• [EXERCISE DETAILS]: Find the word "level" in the data. Return every line where it appears.

• [Data records]:

• • • •

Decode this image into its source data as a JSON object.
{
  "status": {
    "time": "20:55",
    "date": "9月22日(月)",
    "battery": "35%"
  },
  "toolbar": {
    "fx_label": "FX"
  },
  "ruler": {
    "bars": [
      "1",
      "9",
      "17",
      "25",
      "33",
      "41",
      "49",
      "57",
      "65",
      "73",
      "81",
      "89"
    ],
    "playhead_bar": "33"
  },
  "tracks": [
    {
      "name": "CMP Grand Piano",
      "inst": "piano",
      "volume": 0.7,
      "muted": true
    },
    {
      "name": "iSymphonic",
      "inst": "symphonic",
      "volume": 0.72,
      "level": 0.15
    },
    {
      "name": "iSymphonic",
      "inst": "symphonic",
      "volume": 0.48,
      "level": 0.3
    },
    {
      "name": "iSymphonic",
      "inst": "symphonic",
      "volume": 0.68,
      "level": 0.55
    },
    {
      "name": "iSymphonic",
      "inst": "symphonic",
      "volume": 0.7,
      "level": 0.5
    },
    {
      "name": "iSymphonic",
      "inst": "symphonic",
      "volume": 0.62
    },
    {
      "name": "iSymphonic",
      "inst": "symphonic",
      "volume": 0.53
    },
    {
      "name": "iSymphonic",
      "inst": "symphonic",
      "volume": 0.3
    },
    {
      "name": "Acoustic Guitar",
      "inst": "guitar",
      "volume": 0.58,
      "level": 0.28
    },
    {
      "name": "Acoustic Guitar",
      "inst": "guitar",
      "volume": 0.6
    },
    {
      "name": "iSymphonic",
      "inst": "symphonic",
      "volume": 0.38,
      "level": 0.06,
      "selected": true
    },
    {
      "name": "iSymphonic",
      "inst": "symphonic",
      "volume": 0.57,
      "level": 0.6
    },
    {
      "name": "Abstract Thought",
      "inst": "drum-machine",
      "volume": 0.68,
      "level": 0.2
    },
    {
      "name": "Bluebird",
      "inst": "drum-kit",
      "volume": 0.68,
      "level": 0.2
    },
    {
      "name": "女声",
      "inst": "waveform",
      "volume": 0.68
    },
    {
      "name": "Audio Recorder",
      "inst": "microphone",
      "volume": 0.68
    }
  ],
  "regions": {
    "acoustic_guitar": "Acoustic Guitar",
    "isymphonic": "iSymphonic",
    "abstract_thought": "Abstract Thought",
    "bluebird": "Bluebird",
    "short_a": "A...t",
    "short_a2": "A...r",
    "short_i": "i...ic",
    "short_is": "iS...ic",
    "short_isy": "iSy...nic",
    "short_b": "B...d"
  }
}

• • • •

• [REPLY TO THE TASK]:
      "level": 0.15
      "level": 0.3
      "level": 0.55
      "level": 0.5
      "level": 0.28
      "level": 0.06,
      "level": 0.6
      "level": 0.2
      "level": 0.2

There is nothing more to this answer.